REQUIREMENTS: Extract all data as written.

== EXERCISE DATA

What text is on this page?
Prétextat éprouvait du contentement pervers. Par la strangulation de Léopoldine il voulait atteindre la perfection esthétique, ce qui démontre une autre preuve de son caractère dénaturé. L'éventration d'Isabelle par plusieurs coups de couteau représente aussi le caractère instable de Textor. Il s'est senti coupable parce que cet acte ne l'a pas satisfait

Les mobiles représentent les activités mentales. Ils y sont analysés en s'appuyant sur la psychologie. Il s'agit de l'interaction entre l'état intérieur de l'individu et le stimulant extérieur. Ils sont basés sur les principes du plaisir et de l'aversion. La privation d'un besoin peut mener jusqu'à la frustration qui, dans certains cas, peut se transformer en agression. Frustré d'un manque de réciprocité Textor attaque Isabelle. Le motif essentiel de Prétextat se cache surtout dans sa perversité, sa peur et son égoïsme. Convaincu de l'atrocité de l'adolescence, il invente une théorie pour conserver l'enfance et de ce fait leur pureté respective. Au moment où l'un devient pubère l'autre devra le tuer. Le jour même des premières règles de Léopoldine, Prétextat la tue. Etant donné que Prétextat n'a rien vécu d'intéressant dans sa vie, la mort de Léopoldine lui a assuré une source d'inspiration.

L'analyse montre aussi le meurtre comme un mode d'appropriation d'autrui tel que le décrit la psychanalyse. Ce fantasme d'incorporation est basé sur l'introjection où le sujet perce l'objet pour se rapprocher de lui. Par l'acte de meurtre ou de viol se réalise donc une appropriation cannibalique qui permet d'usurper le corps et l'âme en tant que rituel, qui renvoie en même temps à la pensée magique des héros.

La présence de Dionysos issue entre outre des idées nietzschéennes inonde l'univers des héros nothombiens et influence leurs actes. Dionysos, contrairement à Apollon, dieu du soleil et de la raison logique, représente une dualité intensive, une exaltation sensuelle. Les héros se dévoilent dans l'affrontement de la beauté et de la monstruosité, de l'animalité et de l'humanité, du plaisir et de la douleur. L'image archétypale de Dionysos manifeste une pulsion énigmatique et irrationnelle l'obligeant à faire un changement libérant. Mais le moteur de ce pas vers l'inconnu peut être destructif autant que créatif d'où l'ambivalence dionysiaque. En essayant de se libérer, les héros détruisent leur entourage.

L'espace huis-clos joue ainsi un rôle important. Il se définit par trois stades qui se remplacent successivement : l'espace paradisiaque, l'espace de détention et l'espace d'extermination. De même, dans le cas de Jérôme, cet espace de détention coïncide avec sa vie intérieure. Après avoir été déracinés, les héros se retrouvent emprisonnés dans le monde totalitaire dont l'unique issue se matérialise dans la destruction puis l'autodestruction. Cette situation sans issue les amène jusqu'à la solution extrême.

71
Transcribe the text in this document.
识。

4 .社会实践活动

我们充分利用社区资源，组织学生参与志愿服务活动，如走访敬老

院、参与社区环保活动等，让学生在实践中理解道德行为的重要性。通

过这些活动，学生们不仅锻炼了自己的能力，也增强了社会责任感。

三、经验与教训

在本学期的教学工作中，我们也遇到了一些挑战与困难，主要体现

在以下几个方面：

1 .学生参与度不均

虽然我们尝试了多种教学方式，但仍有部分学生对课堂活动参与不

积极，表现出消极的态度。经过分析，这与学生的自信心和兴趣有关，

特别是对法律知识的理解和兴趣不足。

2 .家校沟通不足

====

FINAL RESULT:
What text is on this page?
Prétextat éprouvait du contentement pervers. Par la strangulation de Léopoldine il voulait atteindre la perfection esthétique, ce qui démontre une autre preuve de son caractère dénaturé. L'éventration d'Isabelle par plusieurs coups de couteau représente aussi le caractère instable de Textor. Il s'est senti coupable parce que cet acte ne l'a pas satisfait

Les mobiles représentent les activités mentales. Ils y sont analysés en s'appuyant sur la psychologie. Il s'agit de l'interaction entre l'état intérieur de l'individu et le stimulant extérieur. Ils sont basés sur les principes du plaisir et de l'aversion. La privation d'un besoin peut mener jusqu'à la frustration qui, dans certains cas, peut se transformer en agression. Frustré d'un manque de réciprocité Textor attaque Isabelle. Le motif essentiel de Prétextat se cache surtout dans sa perversité, sa peur et son égoïsme. Convaincu de l'atrocité de l'adolescence, il invente une théorie pour conserver l'enfance et de ce fait leur pureté respective. Au moment où l'un devient pubère l'autre devra le tuer. Le jour même des premières règles de Léopoldine, Prétextat la tue. Etant donné que Prétextat n'a rien vécu d'intéressant dans sa vie, la mort de Léopoldine lui a assuré une source d'inspiration.

L'analyse montre aussi le meurtre comme un mode d'appropriation d'autrui tel que le décrit la psychanalyse. Ce fantasme d'incorporation est basé sur l'introjection où le sujet perce l'objet pour se rapprocher de lui. Par l'acte de meurtre ou de viol se réalise donc une appropriation cannibalique qui permet d'usurper le corps et l'âme en tant que rituel, qui renvoie en même temps à la pensée magique des héros.

La présence de Dionysos issue entre outre des idées nietzschéennes inonde l'univers des héros nothombiens et influence leurs actes. Dionysos, contrairement à Apollon, dieu du soleil et de la raison logique, représente une dualité intensive, une exaltation sensuelle. Les héros se dévoilent dans l'affrontement de la beauté et de la monstruosité, de l'animalité et de l'humanité, du plaisir et de la douleur. L'image archétypale de Dionysos manifeste une pulsion énigmatique et irrationnelle l'obligeant à faire un changement libérant. Mais le moteur de ce pas vers l'inconnu peut être destructif autant que créatif d'où l'ambivalence dionysiaque. En essayant de se libérer, les héros détruisent leur entourage.

L'espace huis-clos joue ainsi un rôle important. Il se définit par trois stades qui se remplacent successivement : l'espace paradisiaque, l'espace de détention et l'espace d'extermination. De même, dans le cas de Jérôme, cet espace de détention coïncide avec sa vie intérieure. Après avoir été déracinés, les héros se retrouvent emprisonnés dans le monde totalitaire dont l'unique issue se matérialise dans la destruction puis l'autodestruction. Cette situation sans issue les amène jusqu'à la solution extrême.

71
Transcribe the text in this document.
识。

4 .社会实践活动

我们充分利用社区资源，组织学生参与志愿服务活动，如走访敬老

院、参与社区环保活动等，让学生在实践中理解道德行为的重要性。通

过这些活动，学生们不仅锻炼了自己的能力，也增强了社会责任感。

三、经验与教训

在本学期的教学工作中，我们也遇到了一些挑战与困难，主要体现

在以下几个方面：

1 .学生参与度不均

虽然我们尝试了多种教学方式，但仍有部分学生对课堂活动参与不

积极，表现出消极的态度。经过分析，这与学生的自信心和兴趣有关，

特别是对法律知识的理解和兴趣不足。

2 .家校沟通不足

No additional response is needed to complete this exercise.